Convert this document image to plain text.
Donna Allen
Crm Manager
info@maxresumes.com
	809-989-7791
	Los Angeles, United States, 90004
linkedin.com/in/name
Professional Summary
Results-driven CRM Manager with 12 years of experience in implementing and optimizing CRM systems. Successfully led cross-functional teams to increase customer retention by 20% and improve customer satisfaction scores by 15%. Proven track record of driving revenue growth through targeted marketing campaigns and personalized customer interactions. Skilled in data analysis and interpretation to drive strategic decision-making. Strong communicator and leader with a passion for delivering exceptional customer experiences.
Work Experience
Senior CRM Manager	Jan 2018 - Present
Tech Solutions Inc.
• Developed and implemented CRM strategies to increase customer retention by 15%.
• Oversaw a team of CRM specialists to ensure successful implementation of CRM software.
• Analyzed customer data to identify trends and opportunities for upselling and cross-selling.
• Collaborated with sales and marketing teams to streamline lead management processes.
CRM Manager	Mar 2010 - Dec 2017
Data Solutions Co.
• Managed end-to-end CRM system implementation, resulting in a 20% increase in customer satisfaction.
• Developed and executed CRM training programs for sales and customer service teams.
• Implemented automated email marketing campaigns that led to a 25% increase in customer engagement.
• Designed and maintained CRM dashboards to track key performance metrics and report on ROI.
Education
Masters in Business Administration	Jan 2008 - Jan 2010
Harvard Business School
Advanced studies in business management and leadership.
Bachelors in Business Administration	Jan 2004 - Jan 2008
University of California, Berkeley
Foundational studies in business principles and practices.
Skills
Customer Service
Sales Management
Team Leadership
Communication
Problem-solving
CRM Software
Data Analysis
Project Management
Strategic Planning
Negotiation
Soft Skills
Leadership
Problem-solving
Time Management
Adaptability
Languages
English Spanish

» **WHAT IS REQUIRED**: State how many lines in the records above contain the word "Solutions", and give only that number.

» **RESPONSE TO THIS TASK**: 2